- _Set problem_
Skip any picture you find and retype all the remaining lines exactly.

- _Listing_
━━━━━━━━━━━━━━━━━━━━━━━━━━━━━━

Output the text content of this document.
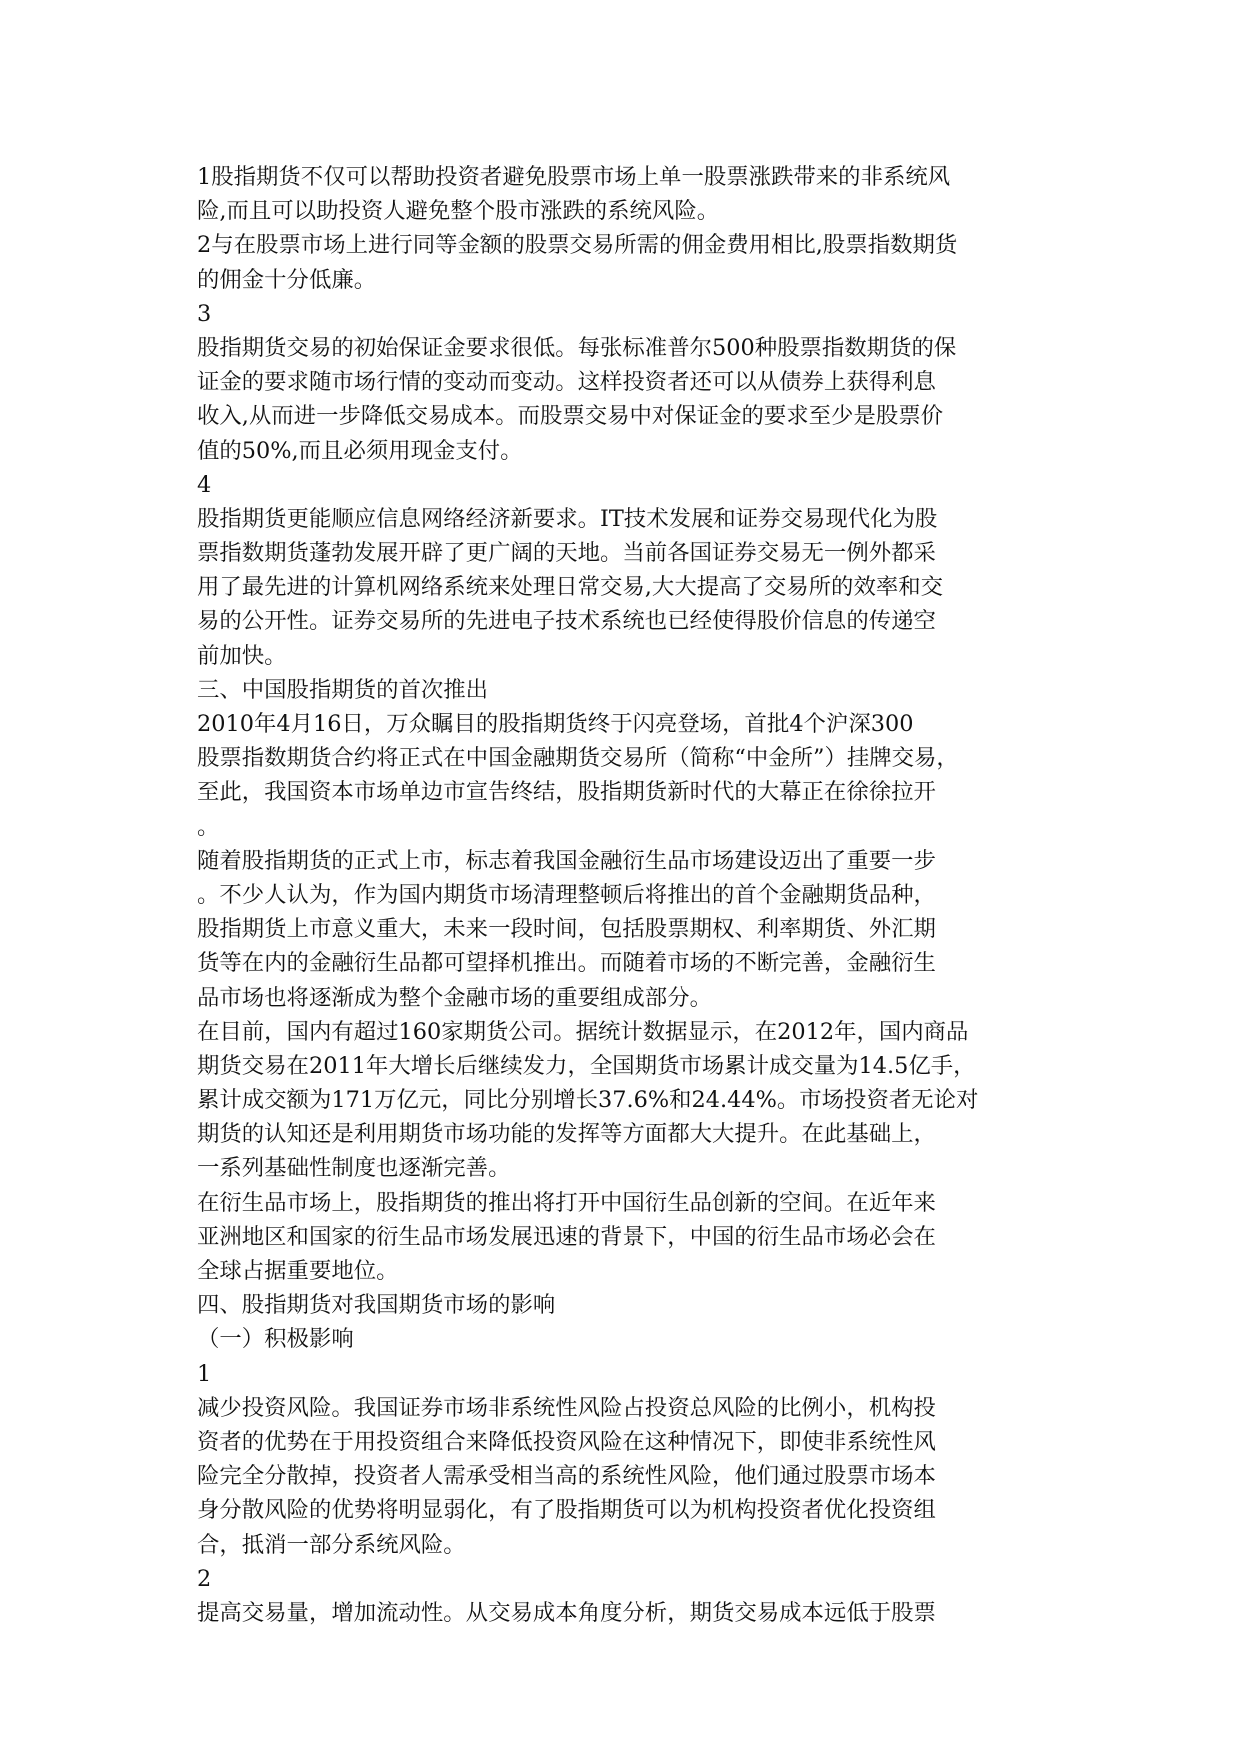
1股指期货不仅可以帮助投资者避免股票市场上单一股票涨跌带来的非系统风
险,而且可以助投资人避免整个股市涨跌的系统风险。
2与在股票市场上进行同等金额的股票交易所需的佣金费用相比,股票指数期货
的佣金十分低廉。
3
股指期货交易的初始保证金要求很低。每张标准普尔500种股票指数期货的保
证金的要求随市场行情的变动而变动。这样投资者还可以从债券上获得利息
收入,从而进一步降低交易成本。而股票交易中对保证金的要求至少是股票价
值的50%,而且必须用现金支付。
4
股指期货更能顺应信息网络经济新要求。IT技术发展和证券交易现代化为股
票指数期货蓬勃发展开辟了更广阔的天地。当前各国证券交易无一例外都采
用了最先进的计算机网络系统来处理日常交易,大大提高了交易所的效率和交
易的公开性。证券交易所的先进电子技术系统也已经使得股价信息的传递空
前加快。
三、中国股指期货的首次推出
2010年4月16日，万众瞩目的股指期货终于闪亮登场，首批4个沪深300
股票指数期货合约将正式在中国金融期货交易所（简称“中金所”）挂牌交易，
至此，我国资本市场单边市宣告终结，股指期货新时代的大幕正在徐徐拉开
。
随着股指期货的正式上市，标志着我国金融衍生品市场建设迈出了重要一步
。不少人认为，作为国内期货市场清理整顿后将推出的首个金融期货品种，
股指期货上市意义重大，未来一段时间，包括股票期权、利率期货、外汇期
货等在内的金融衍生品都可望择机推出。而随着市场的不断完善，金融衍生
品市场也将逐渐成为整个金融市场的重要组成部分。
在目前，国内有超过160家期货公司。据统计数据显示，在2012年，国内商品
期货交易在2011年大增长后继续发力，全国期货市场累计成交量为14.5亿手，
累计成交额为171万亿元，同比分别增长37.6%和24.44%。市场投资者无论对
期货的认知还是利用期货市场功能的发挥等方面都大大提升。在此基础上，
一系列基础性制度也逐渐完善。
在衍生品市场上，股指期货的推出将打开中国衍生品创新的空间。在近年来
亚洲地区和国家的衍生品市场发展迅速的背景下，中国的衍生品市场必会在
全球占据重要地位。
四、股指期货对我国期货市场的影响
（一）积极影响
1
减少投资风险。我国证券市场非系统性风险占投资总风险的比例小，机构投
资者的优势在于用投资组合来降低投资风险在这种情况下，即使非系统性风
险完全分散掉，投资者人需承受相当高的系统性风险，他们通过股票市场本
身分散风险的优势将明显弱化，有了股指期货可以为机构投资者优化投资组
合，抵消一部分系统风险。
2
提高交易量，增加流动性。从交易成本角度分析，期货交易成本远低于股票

━━━━━━━━━━━━━━━━━━━━━━━━━━━━━━

- _Answer to the exercise_
Output the text content of this document.
1股指期货不仅可以帮助投资者避免股票市场上单一股票涨跌带来的非系统风
险,而且可以助投资人避免整个股市涨跌的系统风险。
2与在股票市场上进行同等金额的股票交易所需的佣金费用相比,股票指数期货
的佣金十分低廉。
3
股指期货交易的初始保证金要求很低。每张标准普尔500种股票指数期货的保
证金的要求随市场行情的变动而变动。这样投资者还可以从债券上获得利息
收入,从而进一步降低交易成本。而股票交易中对保证金的要求至少是股票价
值的50%,而且必须用现金支付。
4
股指期货更能顺应信息网络经济新要求。IT技术发展和证券交易现代化为股
票指数期货蓬勃发展开辟了更广阔的天地。当前各国证券交易无一例外都采
用了最先进的计算机网络系统来处理日常交易,大大提高了交易所的效率和交
易的公开性。证券交易所的先进电子技术系统也已经使得股价信息的传递空
前加快。
三、中国股指期货的首次推出
2010年4月16日，万众瞩目的股指期货终于闪亮登场，首批4个沪深300
股票指数期货合约将正式在中国金融期货交易所（简称“中金所”）挂牌交易，
至此，我国资本市场单边市宣告终结，股指期货新时代的大幕正在徐徐拉开
。
随着股指期货的正式上市，标志着我国金融衍生品市场建设迈出了重要一步
。不少人认为，作为国内期货市场清理整顿后将推出的首个金融期货品种，
股指期货上市意义重大，未来一段时间，包括股票期权、利率期货、外汇期
货等在内的金融衍生品都可望择机推出。而随着市场的不断完善，金融衍生
品市场也将逐渐成为整个金融市场的重要组成部分。
在目前，国内有超过160家期货公司。据统计数据显示，在2012年，国内商品
期货交易在2011年大增长后继续发力，全国期货市场累计成交量为14.5亿手，
累计成交额为171万亿元，同比分别增长37.6%和24.44%。市场投资者无论对
期货的认知还是利用期货市场功能的发挥等方面都大大提升。在此基础上，
一系列基础性制度也逐渐完善。
在衍生品市场上，股指期货的推出将打开中国衍生品创新的空间。在近年来
亚洲地区和国家的衍生品市场发展迅速的背景下，中国的衍生品市场必会在
全球占据重要地位。
四、股指期货对我国期货市场的影响
（一）积极影响
1
减少投资风险。我国证券市场非系统性风险占投资总风险的比例小，机构投
资者的优势在于用投资组合来降低投资风险在这种情况下，即使非系统性风
险完全分散掉，投资者人需承受相当高的系统性风险，他们通过股票市场本
身分散风险的优势将明显弱化，有了股指期货可以为机构投资者优化投资组
合，抵消一部分系统风险。
2
提高交易量，增加流动性。从交易成本角度分析，期货交易成本远低于股票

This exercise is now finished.